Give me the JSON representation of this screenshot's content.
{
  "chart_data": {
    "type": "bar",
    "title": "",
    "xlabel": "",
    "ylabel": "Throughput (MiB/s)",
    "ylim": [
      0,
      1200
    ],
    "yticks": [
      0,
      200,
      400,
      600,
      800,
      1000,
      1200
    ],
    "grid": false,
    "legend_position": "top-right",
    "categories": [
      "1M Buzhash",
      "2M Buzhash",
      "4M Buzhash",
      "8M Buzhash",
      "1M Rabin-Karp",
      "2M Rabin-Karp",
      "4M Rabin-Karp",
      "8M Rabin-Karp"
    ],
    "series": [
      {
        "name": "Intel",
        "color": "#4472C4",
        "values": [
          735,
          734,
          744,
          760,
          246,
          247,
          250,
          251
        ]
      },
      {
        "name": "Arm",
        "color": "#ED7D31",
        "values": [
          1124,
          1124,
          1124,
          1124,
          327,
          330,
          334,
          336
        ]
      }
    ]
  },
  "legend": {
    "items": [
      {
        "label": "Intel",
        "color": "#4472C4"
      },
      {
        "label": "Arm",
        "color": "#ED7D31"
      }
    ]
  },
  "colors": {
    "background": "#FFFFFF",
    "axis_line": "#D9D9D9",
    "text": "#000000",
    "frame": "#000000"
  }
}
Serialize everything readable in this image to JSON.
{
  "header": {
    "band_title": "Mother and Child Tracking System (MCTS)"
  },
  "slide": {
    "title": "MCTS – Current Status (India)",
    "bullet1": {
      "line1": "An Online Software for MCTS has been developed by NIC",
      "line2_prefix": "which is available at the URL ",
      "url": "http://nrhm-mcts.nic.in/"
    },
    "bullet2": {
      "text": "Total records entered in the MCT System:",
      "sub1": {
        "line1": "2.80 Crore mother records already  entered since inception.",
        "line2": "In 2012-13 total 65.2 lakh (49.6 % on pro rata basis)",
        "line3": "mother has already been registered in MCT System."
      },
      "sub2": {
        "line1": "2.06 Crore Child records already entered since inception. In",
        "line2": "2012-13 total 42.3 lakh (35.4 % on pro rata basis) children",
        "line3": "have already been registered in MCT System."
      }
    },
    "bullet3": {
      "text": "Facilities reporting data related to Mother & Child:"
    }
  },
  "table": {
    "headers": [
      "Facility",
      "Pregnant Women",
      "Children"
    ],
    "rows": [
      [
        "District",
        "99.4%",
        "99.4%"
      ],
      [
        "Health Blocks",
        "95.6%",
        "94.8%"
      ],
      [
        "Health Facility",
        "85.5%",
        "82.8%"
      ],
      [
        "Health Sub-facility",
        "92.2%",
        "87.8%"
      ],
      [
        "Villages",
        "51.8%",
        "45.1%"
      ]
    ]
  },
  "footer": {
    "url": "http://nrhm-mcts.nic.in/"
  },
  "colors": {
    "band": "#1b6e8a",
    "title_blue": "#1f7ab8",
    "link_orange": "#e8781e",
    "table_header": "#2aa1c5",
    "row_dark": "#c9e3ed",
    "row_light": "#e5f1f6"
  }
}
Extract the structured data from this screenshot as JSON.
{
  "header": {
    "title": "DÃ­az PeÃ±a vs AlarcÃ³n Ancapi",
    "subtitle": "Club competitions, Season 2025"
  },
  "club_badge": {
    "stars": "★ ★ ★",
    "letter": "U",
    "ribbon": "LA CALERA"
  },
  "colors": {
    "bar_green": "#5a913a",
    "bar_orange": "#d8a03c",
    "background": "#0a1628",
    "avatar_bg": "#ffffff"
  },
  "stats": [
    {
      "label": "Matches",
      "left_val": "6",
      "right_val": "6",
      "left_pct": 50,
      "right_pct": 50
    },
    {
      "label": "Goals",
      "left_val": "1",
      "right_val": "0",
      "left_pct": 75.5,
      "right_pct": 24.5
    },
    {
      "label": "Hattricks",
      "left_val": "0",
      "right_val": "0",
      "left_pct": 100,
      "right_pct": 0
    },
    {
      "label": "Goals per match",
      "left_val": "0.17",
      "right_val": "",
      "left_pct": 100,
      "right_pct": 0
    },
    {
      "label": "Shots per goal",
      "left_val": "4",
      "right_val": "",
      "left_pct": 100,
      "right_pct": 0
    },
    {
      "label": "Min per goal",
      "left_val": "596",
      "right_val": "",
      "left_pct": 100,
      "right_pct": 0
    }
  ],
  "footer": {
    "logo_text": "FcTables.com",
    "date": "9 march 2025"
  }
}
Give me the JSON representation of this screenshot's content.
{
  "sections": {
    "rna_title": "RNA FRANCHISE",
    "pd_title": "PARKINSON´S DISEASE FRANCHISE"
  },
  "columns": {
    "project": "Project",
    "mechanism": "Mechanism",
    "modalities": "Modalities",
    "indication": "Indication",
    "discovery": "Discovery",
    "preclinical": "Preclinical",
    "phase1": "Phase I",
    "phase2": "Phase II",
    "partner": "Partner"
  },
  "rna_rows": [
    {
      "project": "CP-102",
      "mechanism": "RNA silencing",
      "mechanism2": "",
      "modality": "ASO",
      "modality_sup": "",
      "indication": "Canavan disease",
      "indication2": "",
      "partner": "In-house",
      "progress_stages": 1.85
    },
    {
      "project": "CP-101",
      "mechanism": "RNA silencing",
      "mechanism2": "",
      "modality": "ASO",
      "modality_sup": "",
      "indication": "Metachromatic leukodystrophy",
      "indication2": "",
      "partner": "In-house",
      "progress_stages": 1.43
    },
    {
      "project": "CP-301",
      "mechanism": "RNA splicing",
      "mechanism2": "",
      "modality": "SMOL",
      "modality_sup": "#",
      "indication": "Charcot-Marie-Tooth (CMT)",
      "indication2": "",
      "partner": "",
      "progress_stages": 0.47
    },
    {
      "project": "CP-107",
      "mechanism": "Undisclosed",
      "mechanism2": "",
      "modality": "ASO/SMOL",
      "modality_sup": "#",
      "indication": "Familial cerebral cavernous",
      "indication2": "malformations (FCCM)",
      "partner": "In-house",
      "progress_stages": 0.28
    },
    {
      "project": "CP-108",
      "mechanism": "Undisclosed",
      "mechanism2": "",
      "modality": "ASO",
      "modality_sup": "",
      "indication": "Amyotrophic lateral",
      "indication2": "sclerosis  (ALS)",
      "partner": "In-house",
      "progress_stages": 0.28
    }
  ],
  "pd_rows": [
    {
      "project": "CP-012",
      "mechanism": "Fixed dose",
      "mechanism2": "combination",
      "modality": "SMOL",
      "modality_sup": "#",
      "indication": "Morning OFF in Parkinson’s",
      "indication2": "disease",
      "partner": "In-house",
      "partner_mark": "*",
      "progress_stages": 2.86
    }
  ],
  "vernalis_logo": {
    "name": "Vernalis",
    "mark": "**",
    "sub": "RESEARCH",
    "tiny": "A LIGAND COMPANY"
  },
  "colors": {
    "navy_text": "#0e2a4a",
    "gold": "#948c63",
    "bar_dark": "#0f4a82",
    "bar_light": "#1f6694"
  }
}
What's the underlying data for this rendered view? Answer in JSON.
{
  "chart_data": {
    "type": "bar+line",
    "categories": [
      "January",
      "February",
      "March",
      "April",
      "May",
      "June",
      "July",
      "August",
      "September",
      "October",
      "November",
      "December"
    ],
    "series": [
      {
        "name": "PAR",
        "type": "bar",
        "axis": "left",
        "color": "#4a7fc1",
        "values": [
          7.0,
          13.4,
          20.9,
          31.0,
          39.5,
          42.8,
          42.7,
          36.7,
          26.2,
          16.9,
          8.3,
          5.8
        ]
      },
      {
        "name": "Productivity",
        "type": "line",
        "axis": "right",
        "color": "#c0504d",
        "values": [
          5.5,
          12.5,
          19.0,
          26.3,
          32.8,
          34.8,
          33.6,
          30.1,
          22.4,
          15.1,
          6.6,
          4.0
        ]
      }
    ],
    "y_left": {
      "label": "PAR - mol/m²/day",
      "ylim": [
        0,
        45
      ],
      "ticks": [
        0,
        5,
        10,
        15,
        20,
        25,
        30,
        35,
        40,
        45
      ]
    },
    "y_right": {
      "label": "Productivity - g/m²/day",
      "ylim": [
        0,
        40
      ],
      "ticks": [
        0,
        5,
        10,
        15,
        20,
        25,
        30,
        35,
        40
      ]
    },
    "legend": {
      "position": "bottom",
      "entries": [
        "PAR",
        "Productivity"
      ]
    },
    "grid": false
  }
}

▸ **WHAT THE TASK REQUIRES**: Search the entries for the word "already", then list each line that holds it.

▸ **EXERCISE ANSWER**:
        "line1": "2.80 Crore mother records already  entered since inception.",
        "line3": "mother has already been registered in MCT System."
        "line1": "2.06 Crore Child records already entered since inception. In",
        "line3": "have already been registered in MCT System."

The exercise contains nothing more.